**TASK OBJECTIVE**
Return each line below holding the string "complexes".

** SUPPLIED DATA follows **

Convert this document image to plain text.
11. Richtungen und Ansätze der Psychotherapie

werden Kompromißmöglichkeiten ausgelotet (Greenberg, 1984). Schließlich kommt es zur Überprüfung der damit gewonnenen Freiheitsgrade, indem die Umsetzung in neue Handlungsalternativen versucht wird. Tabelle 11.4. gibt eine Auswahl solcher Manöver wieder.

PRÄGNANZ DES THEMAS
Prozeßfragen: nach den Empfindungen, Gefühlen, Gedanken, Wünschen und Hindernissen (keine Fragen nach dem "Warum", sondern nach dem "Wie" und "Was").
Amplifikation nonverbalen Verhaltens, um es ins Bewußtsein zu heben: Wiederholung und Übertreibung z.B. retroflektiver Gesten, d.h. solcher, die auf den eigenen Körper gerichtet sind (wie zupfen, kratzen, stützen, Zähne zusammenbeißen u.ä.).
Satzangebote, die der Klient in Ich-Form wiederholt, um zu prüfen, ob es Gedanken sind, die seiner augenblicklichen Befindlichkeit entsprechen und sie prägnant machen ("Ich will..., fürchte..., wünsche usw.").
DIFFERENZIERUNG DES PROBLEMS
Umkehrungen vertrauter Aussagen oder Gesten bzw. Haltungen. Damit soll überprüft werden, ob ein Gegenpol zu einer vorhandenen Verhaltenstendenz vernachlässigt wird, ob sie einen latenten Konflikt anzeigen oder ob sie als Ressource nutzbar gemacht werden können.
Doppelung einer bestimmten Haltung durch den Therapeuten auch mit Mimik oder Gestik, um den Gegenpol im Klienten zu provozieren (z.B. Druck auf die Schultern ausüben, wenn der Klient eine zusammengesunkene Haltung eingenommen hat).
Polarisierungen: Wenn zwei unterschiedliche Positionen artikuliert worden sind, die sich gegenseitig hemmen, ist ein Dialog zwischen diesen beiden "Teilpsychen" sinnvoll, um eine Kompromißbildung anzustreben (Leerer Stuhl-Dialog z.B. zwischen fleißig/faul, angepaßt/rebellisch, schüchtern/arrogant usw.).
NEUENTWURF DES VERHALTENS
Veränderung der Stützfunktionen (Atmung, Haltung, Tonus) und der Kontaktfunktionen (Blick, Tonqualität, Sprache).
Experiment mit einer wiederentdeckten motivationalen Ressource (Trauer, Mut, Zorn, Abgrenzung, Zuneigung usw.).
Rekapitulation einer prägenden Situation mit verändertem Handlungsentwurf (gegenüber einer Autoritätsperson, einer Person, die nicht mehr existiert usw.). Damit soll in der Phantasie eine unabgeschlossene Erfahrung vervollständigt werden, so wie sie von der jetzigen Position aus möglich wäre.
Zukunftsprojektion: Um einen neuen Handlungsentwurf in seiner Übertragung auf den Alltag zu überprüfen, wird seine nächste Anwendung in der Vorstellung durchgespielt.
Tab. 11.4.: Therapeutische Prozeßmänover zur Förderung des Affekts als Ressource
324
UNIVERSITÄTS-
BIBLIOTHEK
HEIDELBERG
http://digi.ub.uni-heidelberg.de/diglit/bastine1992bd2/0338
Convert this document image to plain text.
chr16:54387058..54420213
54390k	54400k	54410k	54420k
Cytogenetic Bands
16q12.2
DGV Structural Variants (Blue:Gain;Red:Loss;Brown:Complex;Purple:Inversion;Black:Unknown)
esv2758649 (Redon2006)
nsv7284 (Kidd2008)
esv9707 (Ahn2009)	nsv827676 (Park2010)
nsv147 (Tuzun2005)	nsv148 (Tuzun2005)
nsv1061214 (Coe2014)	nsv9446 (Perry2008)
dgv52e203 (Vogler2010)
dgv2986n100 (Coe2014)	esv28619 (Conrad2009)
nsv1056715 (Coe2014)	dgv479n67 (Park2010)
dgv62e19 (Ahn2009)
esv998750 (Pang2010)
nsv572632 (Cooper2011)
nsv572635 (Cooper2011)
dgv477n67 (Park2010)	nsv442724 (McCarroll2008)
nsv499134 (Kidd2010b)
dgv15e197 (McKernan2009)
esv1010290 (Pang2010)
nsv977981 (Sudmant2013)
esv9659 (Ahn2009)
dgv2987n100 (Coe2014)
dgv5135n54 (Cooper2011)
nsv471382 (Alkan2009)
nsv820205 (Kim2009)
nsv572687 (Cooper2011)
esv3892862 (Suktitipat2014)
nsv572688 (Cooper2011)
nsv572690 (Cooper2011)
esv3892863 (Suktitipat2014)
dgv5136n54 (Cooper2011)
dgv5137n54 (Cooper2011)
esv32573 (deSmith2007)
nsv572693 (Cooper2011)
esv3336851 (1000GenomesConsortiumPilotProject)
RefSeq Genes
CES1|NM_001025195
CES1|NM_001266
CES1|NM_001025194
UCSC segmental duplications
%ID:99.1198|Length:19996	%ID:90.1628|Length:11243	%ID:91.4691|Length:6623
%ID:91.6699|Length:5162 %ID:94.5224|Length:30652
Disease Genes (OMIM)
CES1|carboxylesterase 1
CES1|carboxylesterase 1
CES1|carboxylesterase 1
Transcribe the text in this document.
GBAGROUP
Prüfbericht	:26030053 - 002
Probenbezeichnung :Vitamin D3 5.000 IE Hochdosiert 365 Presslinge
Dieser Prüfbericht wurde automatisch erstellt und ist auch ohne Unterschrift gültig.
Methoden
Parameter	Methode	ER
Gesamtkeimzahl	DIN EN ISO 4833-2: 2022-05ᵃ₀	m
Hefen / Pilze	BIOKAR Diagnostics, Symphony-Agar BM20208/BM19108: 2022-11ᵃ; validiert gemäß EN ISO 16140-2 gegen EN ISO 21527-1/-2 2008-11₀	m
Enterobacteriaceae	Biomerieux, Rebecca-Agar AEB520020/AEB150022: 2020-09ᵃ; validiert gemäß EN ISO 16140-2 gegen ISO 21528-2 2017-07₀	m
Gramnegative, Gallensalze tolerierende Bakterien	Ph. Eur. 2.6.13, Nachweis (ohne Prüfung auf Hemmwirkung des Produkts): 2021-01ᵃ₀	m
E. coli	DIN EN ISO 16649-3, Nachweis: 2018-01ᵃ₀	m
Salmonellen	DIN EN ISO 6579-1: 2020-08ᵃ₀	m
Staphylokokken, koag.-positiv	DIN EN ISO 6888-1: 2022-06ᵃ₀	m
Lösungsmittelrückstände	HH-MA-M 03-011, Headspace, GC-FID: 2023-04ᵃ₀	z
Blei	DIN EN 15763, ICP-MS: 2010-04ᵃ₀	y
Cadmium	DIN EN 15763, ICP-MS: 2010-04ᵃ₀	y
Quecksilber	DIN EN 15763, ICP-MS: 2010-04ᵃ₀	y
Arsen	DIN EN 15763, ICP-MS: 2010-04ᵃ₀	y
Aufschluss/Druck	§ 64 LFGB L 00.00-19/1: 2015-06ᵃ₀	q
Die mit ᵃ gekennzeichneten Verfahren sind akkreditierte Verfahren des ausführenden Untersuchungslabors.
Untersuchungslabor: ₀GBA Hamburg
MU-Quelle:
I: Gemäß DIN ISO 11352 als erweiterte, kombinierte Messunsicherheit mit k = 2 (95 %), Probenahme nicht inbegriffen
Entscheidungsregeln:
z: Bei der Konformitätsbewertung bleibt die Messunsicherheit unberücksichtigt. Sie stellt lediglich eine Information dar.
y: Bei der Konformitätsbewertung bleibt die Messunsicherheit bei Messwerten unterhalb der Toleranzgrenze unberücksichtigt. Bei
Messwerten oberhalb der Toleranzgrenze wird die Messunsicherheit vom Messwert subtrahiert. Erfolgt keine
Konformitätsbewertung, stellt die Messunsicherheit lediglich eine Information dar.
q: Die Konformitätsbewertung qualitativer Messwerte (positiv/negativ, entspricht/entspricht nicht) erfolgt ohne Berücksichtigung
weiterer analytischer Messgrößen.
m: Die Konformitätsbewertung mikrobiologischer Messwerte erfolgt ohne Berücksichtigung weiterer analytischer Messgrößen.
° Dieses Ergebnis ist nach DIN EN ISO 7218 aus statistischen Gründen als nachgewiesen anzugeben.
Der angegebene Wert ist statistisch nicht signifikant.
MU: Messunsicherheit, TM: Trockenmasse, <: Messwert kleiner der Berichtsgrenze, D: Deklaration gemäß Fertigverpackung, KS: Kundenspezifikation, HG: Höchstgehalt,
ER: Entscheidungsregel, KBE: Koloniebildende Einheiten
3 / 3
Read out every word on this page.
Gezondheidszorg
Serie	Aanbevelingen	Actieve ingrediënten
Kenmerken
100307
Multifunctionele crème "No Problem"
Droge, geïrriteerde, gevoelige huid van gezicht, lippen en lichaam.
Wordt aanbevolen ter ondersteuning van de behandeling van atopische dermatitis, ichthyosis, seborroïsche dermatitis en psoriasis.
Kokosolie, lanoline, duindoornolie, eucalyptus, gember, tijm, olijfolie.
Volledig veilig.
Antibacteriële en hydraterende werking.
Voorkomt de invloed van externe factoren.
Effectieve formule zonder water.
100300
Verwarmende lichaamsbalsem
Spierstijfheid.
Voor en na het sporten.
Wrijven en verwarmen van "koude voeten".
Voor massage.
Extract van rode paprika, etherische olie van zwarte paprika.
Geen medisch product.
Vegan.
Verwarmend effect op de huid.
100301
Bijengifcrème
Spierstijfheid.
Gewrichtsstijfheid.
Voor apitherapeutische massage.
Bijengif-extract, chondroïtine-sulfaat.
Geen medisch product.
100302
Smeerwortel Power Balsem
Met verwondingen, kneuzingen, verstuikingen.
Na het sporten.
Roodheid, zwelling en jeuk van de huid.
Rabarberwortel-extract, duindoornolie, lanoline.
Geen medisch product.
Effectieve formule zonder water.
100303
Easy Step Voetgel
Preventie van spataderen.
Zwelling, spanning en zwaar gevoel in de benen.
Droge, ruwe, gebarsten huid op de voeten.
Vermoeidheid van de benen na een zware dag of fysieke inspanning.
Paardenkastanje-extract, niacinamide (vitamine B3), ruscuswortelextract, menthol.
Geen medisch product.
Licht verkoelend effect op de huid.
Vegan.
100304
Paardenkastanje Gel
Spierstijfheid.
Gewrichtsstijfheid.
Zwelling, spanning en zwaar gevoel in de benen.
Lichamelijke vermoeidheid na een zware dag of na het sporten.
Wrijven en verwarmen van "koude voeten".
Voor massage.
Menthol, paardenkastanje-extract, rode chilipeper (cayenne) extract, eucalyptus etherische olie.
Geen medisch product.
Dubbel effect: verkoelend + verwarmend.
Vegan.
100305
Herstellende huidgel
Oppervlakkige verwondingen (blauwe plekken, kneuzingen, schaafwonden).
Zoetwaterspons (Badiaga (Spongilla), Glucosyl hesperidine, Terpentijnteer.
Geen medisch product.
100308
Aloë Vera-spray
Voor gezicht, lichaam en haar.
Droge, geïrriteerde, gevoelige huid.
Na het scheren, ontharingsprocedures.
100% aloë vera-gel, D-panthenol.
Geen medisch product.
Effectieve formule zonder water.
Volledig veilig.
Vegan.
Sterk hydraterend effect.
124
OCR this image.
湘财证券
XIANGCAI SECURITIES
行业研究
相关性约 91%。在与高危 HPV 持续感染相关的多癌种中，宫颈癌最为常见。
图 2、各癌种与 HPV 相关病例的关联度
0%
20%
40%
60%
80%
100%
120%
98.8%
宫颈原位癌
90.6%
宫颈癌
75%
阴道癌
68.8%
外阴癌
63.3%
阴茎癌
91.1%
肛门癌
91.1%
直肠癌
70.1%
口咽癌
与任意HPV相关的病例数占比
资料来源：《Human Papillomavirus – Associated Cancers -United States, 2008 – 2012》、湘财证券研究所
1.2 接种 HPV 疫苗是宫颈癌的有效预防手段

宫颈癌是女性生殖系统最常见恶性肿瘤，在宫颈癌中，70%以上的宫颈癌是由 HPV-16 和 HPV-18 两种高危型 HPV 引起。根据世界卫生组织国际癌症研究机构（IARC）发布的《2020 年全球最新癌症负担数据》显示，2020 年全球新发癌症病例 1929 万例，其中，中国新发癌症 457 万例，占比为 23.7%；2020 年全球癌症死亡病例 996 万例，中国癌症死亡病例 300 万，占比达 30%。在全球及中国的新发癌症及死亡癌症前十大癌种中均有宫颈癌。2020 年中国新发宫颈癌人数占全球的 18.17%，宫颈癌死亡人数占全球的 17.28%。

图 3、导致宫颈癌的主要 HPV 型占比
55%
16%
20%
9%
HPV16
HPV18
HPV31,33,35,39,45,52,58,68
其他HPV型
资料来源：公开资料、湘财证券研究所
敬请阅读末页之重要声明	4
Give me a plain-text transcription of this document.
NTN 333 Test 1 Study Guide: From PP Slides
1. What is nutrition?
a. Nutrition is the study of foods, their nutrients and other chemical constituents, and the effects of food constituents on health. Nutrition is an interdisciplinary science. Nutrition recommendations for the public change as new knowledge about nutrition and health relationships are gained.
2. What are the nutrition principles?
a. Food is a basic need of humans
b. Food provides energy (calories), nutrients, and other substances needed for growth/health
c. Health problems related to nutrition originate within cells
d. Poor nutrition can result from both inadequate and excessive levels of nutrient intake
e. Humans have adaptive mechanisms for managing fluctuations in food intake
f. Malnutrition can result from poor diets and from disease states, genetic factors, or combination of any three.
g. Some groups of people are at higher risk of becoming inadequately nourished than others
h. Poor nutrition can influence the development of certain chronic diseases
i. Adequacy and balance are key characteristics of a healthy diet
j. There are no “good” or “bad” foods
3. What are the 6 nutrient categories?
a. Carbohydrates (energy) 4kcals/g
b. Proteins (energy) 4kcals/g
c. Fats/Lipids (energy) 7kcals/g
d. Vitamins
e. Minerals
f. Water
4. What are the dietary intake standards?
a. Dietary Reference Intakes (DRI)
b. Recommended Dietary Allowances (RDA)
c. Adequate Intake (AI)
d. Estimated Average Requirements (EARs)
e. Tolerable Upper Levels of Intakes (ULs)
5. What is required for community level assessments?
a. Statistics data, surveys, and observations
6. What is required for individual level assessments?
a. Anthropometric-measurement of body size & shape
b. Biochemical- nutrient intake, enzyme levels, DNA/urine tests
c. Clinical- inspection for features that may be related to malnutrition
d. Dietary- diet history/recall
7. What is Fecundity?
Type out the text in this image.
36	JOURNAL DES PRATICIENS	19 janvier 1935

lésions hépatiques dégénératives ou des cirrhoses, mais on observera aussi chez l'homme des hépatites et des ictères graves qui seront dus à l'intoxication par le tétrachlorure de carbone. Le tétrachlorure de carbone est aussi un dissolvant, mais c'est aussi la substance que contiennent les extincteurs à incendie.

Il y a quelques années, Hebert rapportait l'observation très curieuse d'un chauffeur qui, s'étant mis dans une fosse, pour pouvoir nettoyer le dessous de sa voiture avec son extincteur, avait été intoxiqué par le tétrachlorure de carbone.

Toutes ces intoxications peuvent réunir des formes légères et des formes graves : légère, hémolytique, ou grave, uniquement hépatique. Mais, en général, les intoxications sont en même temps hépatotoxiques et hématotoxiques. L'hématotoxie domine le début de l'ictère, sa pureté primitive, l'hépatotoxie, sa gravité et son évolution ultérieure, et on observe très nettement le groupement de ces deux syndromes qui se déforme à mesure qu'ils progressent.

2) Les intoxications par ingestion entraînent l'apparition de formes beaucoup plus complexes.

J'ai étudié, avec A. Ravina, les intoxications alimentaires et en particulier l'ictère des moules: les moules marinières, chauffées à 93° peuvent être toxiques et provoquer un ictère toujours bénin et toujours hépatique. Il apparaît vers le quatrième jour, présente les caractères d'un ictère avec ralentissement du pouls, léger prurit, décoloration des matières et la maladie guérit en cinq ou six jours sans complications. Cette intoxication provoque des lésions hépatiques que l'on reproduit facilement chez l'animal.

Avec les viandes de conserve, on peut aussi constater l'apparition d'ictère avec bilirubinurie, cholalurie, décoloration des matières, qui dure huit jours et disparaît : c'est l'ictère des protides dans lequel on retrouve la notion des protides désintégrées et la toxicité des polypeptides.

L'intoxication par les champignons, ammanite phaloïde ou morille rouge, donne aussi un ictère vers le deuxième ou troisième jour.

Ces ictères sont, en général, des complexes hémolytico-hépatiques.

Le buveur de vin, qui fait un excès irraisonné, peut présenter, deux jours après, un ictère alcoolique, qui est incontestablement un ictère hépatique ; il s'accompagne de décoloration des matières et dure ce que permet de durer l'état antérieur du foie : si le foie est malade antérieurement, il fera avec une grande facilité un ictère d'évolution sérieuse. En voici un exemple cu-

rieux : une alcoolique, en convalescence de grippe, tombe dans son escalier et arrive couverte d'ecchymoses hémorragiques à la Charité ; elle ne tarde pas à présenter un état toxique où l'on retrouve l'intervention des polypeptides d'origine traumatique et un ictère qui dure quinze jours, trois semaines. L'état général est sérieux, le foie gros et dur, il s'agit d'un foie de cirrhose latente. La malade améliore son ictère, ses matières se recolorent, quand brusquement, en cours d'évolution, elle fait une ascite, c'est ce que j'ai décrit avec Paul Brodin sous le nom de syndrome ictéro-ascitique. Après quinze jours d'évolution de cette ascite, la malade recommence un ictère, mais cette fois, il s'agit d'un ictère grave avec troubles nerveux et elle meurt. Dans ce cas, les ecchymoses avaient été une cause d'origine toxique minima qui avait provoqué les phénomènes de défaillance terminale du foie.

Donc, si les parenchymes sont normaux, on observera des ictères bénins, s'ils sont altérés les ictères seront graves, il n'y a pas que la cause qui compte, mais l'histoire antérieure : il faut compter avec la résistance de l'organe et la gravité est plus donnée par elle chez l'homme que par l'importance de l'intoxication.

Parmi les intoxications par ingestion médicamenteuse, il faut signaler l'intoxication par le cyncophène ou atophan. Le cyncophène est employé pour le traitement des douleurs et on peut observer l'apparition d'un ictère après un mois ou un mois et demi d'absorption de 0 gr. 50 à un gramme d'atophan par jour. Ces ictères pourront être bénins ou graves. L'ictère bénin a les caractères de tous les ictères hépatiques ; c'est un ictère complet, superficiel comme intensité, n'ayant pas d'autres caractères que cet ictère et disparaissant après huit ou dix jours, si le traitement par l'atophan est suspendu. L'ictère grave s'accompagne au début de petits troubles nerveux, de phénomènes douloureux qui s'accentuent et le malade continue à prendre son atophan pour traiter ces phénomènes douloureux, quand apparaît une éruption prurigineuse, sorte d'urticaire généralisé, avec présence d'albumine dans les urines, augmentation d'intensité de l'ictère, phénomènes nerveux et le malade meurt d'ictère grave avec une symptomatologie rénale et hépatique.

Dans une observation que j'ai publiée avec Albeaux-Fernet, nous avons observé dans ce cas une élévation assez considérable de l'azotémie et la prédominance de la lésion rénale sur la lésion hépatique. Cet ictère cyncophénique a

** End of SUPPLIED DATA **

**RESULT OF THIS EXERCISE**
2) Les intoxications par ingestion entraînent l'apparition de formes beaucoup plus complexes.
Ces ictères sont, en général, des complexes hémolytico-hépatiques.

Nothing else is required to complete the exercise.